Goal of the exercise: In the data below, which lines contain "från"? List them by copying each one.

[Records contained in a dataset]
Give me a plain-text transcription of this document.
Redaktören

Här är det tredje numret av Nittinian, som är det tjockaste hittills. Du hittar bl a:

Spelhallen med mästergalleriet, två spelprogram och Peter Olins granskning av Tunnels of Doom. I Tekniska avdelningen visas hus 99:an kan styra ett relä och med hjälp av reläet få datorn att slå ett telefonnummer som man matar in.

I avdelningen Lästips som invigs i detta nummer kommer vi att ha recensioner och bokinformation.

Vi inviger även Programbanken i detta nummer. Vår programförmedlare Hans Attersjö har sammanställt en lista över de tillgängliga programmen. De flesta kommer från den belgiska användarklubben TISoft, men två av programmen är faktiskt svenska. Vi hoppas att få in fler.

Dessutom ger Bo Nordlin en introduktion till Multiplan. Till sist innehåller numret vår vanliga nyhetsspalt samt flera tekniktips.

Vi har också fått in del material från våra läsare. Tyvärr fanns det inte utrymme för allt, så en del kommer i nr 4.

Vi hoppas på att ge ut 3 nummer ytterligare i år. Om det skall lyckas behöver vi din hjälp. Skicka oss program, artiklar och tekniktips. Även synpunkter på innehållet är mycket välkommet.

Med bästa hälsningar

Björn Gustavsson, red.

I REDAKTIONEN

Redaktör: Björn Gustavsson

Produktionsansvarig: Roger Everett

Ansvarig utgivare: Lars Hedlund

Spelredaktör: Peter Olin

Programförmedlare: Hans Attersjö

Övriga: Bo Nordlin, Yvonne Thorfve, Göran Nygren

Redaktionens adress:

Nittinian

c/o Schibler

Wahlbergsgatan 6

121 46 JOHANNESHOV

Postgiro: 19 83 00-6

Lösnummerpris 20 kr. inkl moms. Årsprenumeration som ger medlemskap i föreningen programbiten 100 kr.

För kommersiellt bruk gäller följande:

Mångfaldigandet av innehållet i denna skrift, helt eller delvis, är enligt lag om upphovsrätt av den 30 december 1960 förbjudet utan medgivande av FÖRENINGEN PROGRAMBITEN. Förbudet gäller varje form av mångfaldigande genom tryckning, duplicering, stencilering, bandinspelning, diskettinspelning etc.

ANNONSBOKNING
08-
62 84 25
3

Output for this task:
Vi inviger även Programbanken i detta nummer. Vår programförmedlare Hans Attersjö har sammanställt en lista över de tillgängliga programmen. De flesta kommer från den belgiska användarklubben TISoft, men två av programmen är faktiskt svenska. Vi hoppas att få in fler.
Vi har också fått in del material från våra läsare. Tyvärr fanns det inte utrymme för allt, så en del kommer i nr 4.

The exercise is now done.